* _Exercise_
Below are entries. Pull out all lines containing "социального".

* _Provided records_

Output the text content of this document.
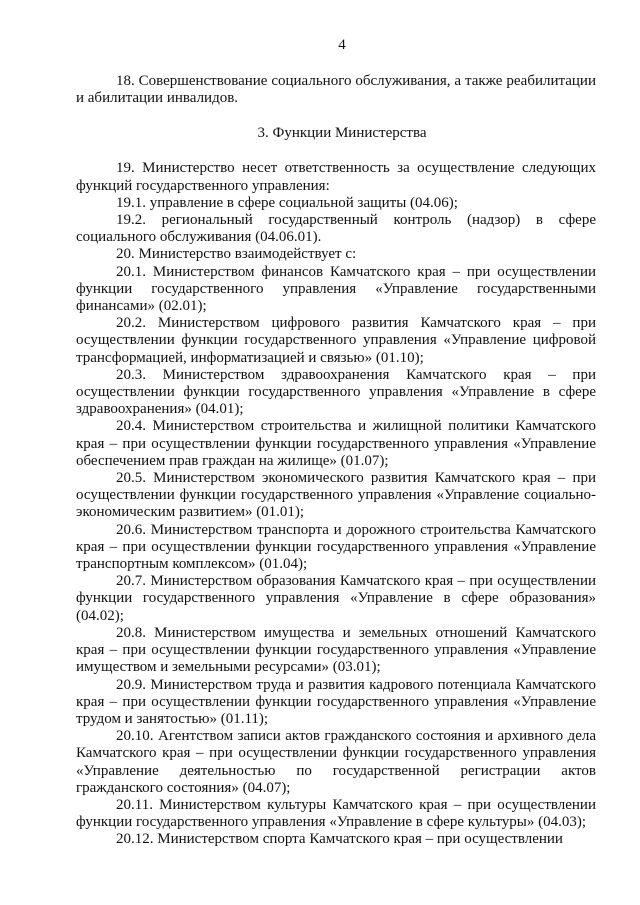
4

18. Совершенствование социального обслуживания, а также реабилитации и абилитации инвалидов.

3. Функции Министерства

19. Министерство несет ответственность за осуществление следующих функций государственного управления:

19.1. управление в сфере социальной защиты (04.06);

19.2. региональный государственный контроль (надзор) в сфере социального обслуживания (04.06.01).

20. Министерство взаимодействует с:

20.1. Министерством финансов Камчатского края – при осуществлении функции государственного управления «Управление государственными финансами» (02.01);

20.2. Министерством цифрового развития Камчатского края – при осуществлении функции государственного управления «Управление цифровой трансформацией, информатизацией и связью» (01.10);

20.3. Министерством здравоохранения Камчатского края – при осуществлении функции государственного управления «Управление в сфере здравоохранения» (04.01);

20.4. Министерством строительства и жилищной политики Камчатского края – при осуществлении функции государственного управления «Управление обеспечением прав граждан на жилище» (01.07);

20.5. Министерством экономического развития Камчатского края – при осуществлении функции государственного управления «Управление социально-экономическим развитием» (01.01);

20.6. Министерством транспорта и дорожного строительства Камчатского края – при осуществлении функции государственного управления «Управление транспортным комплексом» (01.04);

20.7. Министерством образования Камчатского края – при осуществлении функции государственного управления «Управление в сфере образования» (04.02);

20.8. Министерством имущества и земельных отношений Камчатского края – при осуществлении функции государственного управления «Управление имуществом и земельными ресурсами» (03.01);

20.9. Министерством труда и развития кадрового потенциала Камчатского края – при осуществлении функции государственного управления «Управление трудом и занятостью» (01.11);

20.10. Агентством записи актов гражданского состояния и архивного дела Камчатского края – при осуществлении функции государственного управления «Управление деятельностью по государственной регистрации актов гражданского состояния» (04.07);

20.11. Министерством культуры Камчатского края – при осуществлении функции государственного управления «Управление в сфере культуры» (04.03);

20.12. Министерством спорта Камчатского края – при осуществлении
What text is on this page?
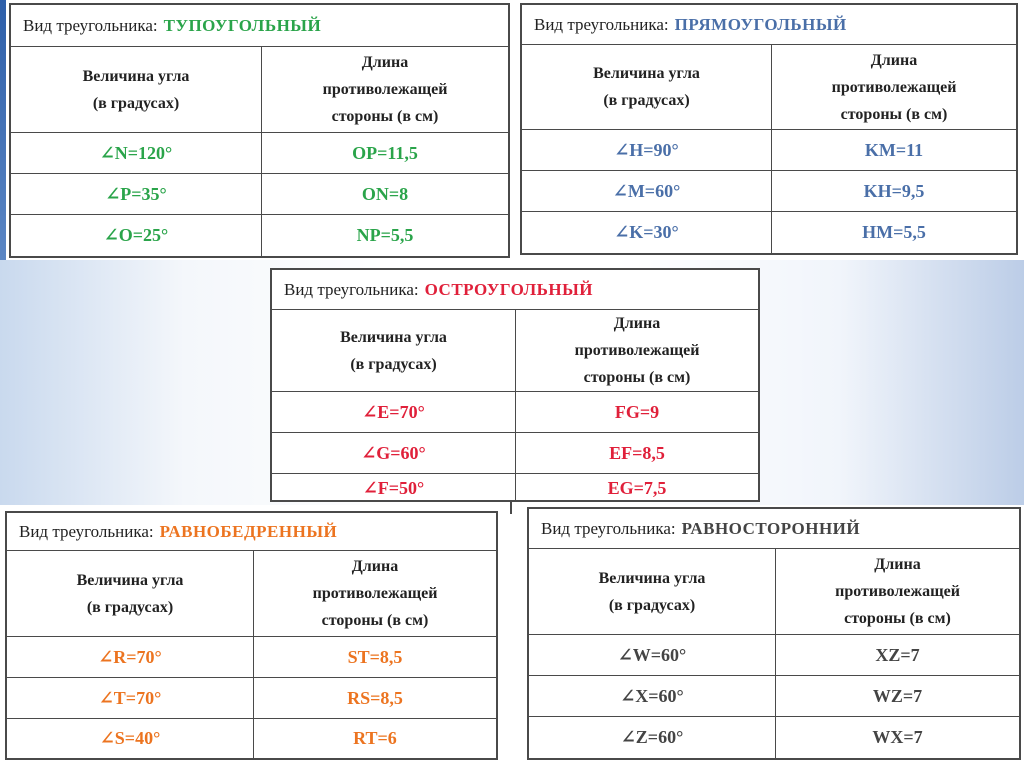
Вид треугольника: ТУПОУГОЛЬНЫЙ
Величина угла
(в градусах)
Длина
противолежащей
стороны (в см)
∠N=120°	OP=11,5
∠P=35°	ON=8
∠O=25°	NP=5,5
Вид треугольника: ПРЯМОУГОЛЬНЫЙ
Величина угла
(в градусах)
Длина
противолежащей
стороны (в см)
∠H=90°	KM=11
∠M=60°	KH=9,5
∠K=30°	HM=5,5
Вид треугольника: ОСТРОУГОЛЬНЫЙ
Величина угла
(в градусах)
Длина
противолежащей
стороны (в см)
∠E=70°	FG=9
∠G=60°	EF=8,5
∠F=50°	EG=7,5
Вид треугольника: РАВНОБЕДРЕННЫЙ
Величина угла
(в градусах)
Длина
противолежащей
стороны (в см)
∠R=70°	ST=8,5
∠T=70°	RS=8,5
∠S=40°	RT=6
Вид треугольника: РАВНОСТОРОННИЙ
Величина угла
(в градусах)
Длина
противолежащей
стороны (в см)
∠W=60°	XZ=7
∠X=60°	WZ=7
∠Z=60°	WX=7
==
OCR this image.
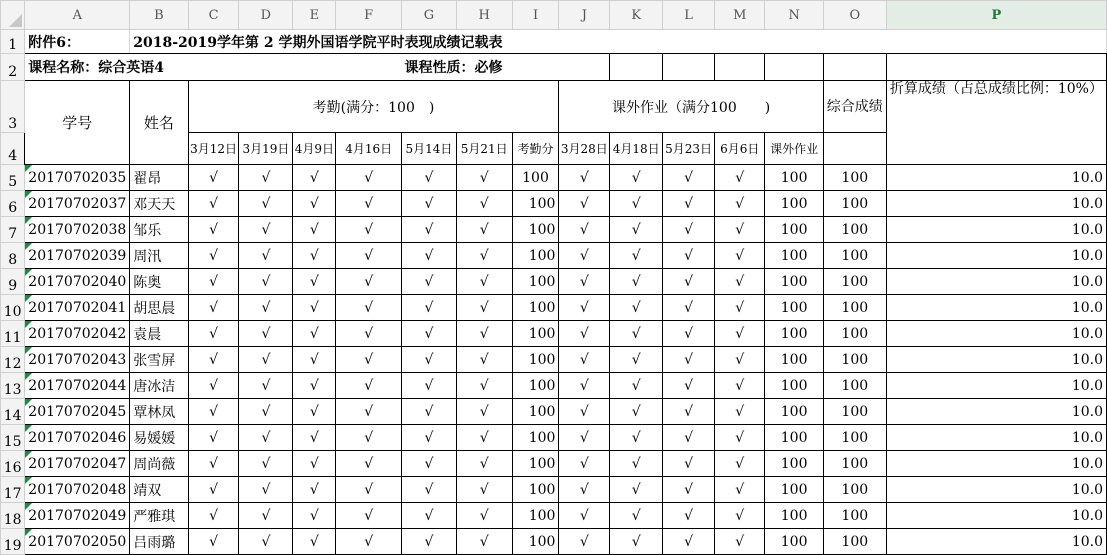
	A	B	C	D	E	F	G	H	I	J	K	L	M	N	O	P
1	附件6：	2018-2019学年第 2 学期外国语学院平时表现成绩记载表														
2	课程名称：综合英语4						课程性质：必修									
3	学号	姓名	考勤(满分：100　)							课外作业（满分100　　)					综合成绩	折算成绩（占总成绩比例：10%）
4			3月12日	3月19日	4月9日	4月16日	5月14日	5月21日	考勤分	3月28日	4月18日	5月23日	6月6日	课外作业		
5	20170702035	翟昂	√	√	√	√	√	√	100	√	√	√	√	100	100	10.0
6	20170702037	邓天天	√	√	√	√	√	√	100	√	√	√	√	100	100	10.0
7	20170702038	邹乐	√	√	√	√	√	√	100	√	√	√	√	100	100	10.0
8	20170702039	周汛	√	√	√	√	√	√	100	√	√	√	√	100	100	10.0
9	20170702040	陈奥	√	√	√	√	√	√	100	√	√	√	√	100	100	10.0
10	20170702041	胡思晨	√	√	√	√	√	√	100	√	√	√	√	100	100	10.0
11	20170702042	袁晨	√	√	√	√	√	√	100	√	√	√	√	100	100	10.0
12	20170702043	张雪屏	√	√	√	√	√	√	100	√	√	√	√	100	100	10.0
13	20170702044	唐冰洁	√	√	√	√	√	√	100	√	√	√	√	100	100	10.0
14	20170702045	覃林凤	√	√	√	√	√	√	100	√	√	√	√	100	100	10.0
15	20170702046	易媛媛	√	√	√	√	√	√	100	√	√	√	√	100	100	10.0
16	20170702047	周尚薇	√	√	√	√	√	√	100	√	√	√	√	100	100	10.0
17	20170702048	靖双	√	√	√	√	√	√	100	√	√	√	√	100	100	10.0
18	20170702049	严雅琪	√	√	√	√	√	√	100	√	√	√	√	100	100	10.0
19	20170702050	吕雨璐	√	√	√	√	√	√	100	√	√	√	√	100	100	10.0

* _Result_
18. Совершенствование социального обслуживания, а также реабилитации и абилитации инвалидов.
19.2. региональный государственный контроль (надзор) в сфере социального обслуживания (04.06.01).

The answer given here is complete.